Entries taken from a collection

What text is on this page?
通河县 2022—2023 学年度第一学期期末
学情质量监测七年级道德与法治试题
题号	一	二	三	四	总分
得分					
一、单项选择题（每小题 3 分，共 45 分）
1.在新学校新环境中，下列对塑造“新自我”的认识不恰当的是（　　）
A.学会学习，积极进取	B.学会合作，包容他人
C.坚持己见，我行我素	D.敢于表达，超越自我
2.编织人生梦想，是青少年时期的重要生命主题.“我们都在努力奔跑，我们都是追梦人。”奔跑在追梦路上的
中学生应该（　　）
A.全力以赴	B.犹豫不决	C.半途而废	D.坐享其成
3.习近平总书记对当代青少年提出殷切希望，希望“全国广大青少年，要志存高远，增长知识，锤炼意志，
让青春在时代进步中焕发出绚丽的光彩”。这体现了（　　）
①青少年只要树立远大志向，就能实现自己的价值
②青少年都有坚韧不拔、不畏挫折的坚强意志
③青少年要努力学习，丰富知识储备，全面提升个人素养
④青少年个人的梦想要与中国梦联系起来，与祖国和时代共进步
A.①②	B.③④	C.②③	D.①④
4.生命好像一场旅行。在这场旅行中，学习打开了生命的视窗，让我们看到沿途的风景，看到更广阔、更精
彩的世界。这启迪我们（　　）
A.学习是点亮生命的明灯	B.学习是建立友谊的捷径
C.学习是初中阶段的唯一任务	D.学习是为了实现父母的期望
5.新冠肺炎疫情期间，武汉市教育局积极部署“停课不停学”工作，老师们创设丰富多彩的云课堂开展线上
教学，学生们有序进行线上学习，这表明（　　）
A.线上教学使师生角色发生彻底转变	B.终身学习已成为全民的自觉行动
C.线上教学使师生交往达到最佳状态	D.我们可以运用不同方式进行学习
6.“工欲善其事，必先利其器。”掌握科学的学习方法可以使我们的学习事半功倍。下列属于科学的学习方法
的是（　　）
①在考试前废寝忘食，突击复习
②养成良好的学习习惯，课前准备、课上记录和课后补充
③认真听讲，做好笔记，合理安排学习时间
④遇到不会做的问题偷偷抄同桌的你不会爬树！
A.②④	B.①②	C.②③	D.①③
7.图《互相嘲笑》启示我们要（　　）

--

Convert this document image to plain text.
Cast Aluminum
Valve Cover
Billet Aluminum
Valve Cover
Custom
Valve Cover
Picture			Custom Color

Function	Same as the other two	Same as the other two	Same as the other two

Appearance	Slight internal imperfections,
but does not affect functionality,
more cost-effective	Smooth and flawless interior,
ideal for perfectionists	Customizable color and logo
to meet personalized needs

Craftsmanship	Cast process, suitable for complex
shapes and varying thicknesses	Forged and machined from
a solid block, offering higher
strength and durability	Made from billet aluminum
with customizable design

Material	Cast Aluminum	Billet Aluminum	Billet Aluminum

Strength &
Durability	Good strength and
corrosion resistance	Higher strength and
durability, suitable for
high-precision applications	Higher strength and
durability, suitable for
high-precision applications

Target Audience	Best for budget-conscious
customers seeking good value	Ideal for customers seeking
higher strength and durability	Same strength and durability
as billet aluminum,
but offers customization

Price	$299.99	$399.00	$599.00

==

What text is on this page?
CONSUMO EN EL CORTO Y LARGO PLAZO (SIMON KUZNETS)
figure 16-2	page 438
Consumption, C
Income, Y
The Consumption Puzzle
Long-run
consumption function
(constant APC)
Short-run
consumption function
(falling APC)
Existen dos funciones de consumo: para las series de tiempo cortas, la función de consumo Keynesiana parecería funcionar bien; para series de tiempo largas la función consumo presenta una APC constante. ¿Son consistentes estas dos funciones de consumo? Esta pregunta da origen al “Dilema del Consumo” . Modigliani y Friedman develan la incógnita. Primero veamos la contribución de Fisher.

## Problem description
Copy, from the material, each line that holds the string "applications".

## Correct answer
high-precision applications	Higher strength and
high-precision applications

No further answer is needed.